• Dataset content
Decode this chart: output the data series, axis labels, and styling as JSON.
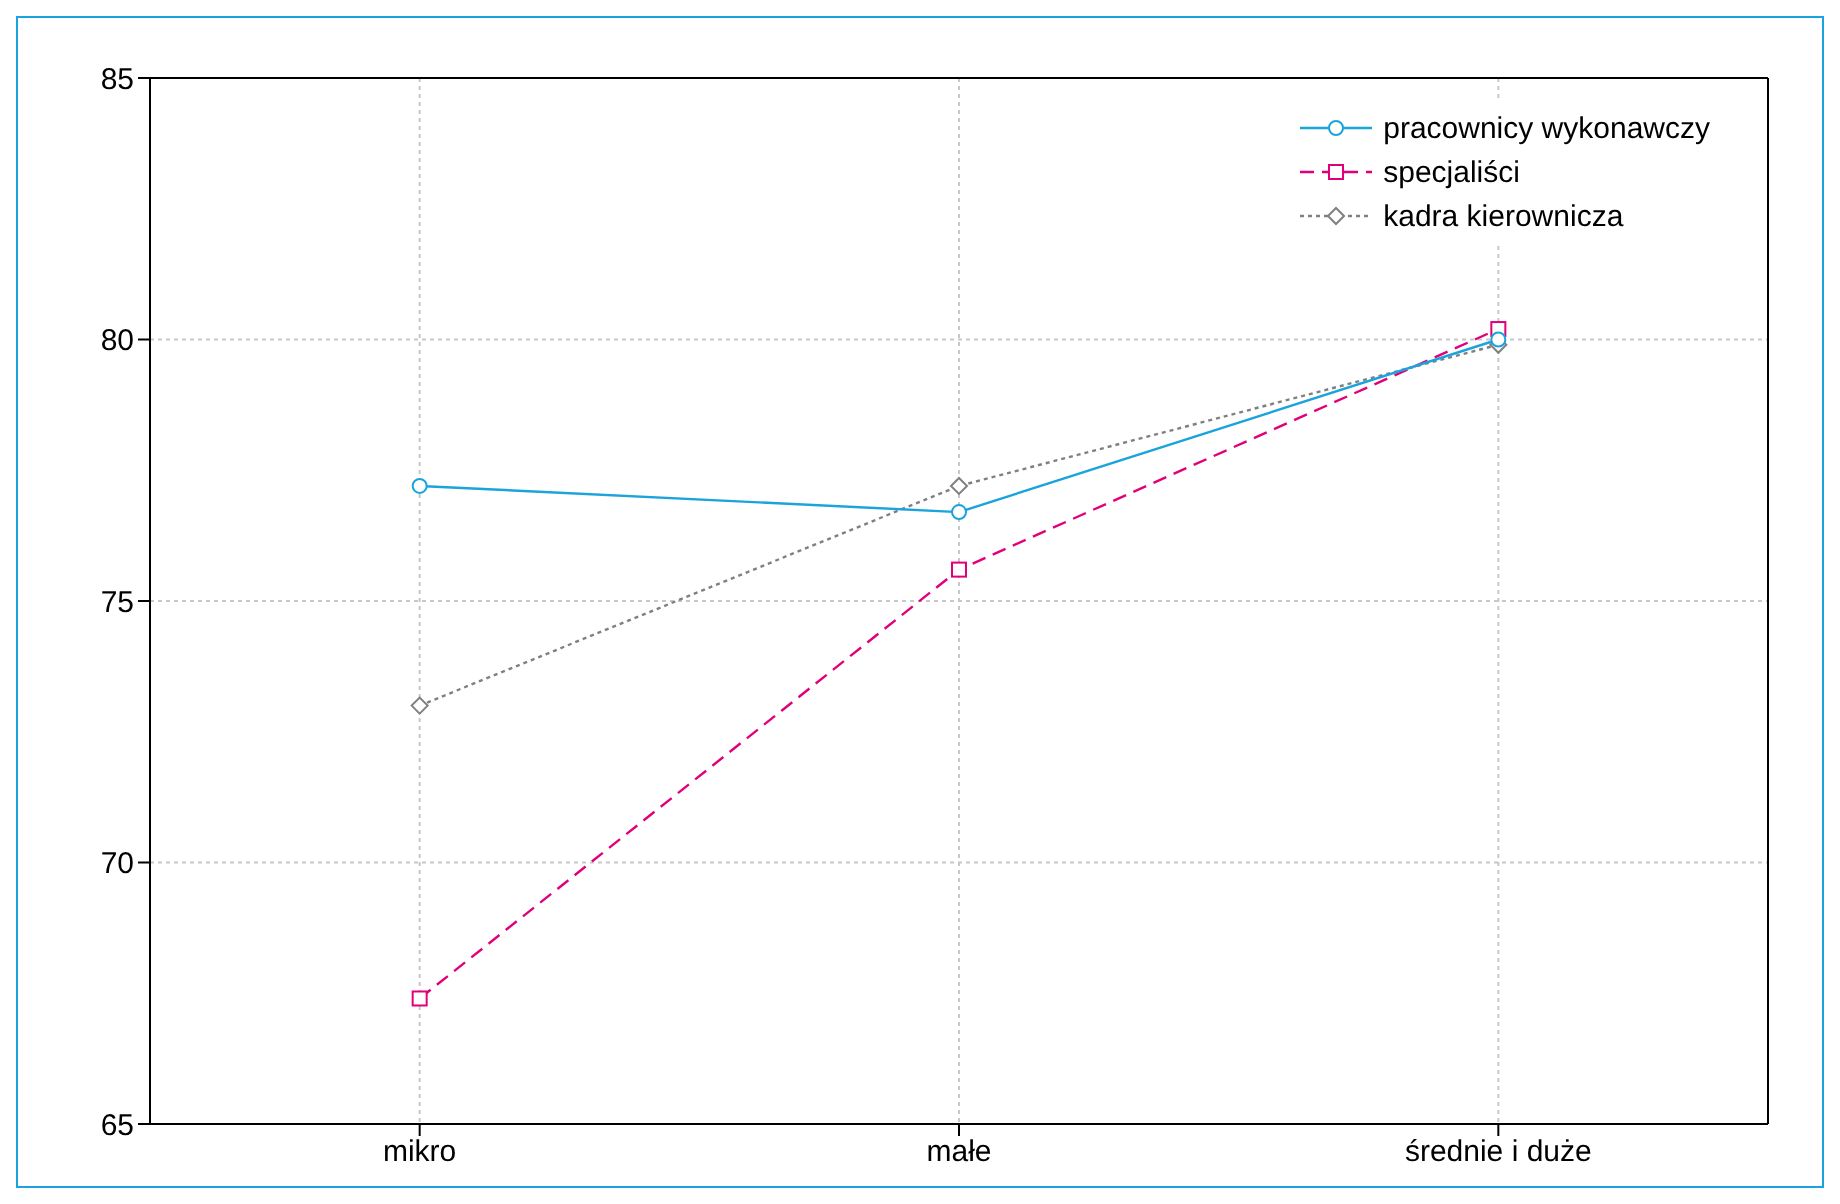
{
  "chart_data": {
    "type": "line",
    "categories": [
      "mikro",
      "małe",
      "średnie i duże"
    ],
    "series": [
      {
        "name": "pracownicy wykonawczy",
        "color": "#1aa3dc",
        "values": [
          77.2,
          76.7,
          80.0
        ],
        "marker": "circle",
        "line_style": "solid"
      },
      {
        "name": "specjaliści",
        "color": "#e0007a",
        "values": [
          67.4,
          75.6,
          80.2
        ],
        "marker": "square",
        "line_style": "dashed"
      },
      {
        "name": "kadra kierownicza",
        "color": "#808080",
        "values": [
          73.0,
          77.2,
          79.9
        ],
        "marker": "diamond",
        "line_style": "dotted"
      }
    ],
    "ylim": [
      65,
      85
    ],
    "yticks": [
      65,
      70,
      75,
      80,
      85
    ],
    "grid": true,
    "legend": "top right"
  }
}
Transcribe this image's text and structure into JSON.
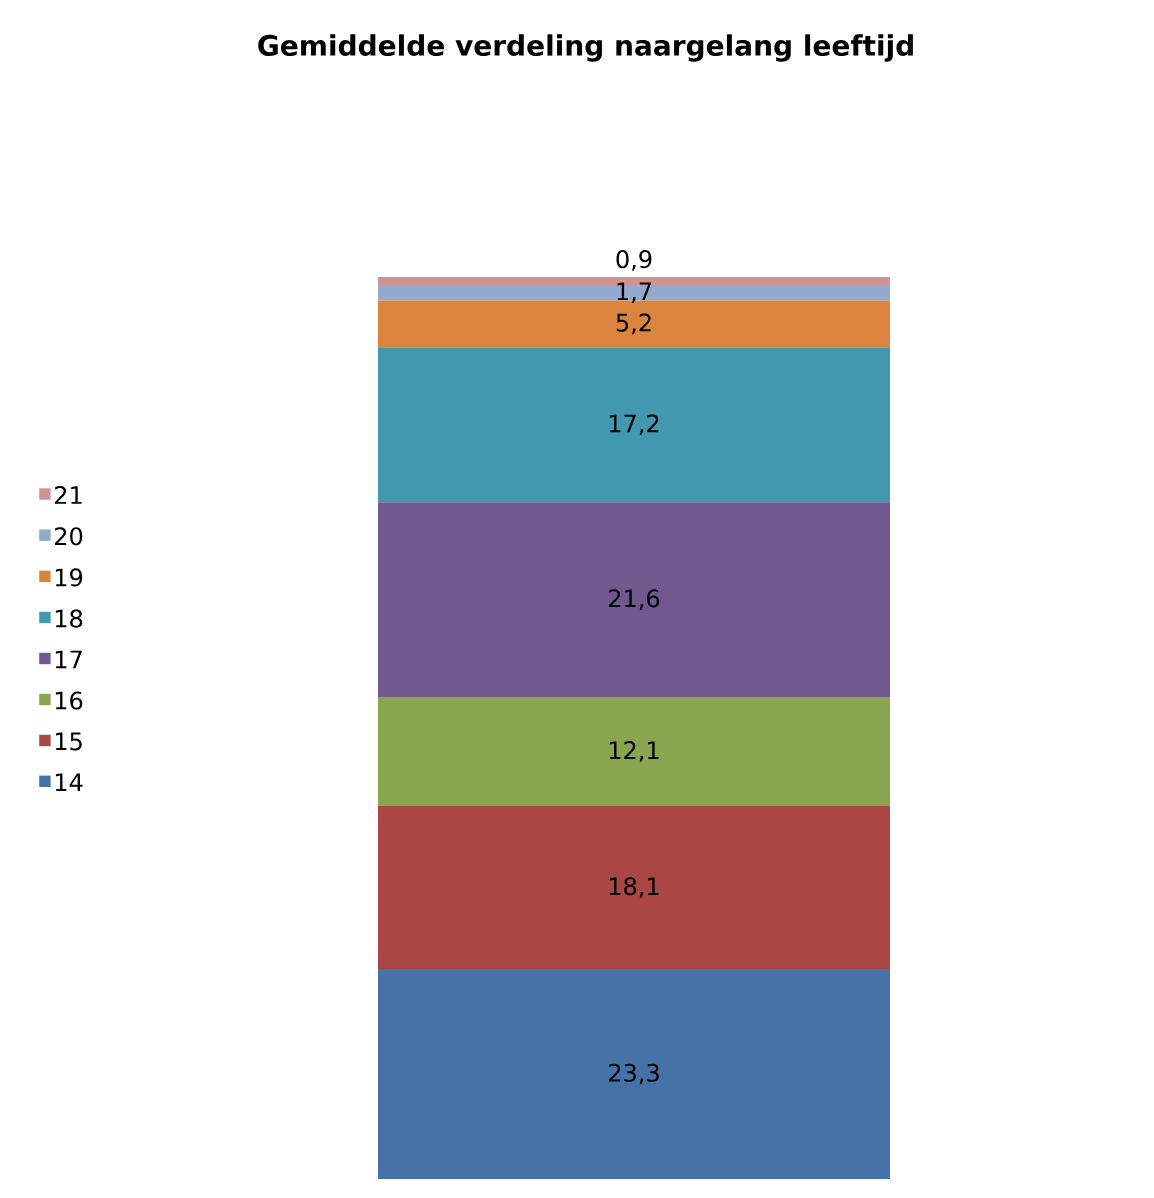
{
  "chart_data": {
    "type": "bar",
    "stacked": true,
    "title": "Gemiddelde verdeling naargelang leeftijd",
    "categories": [
      null
    ],
    "legend": "left",
    "series": [
      {
        "name": "14",
        "color": "#4572a7",
        "values": [
          23.3
        ],
        "value_labels": [
          "23,3"
        ]
      },
      {
        "name": "15",
        "color": "#aa4643",
        "values": [
          18.1
        ],
        "value_labels": [
          "18,1"
        ]
      },
      {
        "name": "16",
        "color": "#89a54e",
        "values": [
          12.1
        ],
        "value_labels": [
          "12,1"
        ]
      },
      {
        "name": "17",
        "color": "#71588f",
        "values": [
          21.6
        ],
        "value_labels": [
          "21,6"
        ]
      },
      {
        "name": "18",
        "color": "#4198af",
        "values": [
          17.2
        ],
        "value_labels": [
          "17,2"
        ]
      },
      {
        "name": "19",
        "color": "#db843d",
        "values": [
          5.2
        ],
        "value_labels": [
          "5,2"
        ]
      },
      {
        "name": "20",
        "color": "#93a9cf",
        "values": [
          1.7
        ],
        "value_labels": [
          "1,7"
        ]
      },
      {
        "name": "21",
        "color": "#d19392",
        "values": [
          0.9
        ],
        "value_labels": [
          "0,9"
        ]
      }
    ]
  }
}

• Problem statement
Transcribe the full listing above exactly as it stands, minus the pictures.

• Task result
Decode this chart: output the data series, axis labels, and styling as JSON.
{
  "chart_data": {
    "type": "line",
    "categories": [
      "mikro",
      "małe",
      "średnie i duże"
    ],
    "series": [
      {
        "name": "pracownicy wykonawczy",
        "color": "#1aa3dc",
        "values": [
          77.2,
          76.7,
          80.0
        ],
        "marker": "circle",
        "line_style": "solid"
      },
      {
        "name": "specjaliści",
        "color": "#e0007a",
        "values": [
          67.4,
          75.6,
          80.2
        ],
        "marker": "square",
        "line_style": "dashed"
      },
      {
        "name": "kadra kierownicza",
        "color": "#808080",
        "values": [
          73.0,
          77.2,
          79.9
        ],
        "marker": "diamond",
        "line_style": "dotted"
      }
    ],
    "ylim": [
      65,
      85
    ],
    "yticks": [
      65,
      70,
      75,
      80,
      85
    ],
    "grid": true,
    "legend": "top right"
  }
}
Transcribe this image's text and structure into JSON.
{
  "chart_data": {
    "type": "bar",
    "stacked": true,
    "title": "Gemiddelde verdeling naargelang leeftijd",
    "categories": [
      null
    ],
    "legend": "left",
    "series": [
      {
        "name": "14",
        "color": "#4572a7",
        "values": [
          23.3
        ],
        "value_labels": [
          "23,3"
        ]
      },
      {
        "name": "15",
        "color": "#aa4643",
        "values": [
          18.1
        ],
        "value_labels": [
          "18,1"
        ]
      },
      {
        "name": "16",
        "color": "#89a54e",
        "values": [
          12.1
        ],
        "value_labels": [
          "12,1"
        ]
      },
      {
        "name": "17",
        "color": "#71588f",
        "values": [
          21.6
        ],
        "value_labels": [
          "21,6"
        ]
      },
      {
        "name": "18",
        "color": "#4198af",
        "values": [
          17.2
        ],
        "value_labels": [
          "17,2"
        ]
      },
      {
        "name": "19",
        "color": "#db843d",
        "values": [
          5.2
        ],
        "value_labels": [
          "5,2"
        ]
      },
      {
        "name": "20",
        "color": "#93a9cf",
        "values": [
          1.7
        ],
        "value_labels": [
          "1,7"
        ]
      },
      {
        "name": "21",
        "color": "#d19392",
        "values": [
          0.9
        ],
        "value_labels": [
          "0,9"
        ]
      }
    ]
  }
}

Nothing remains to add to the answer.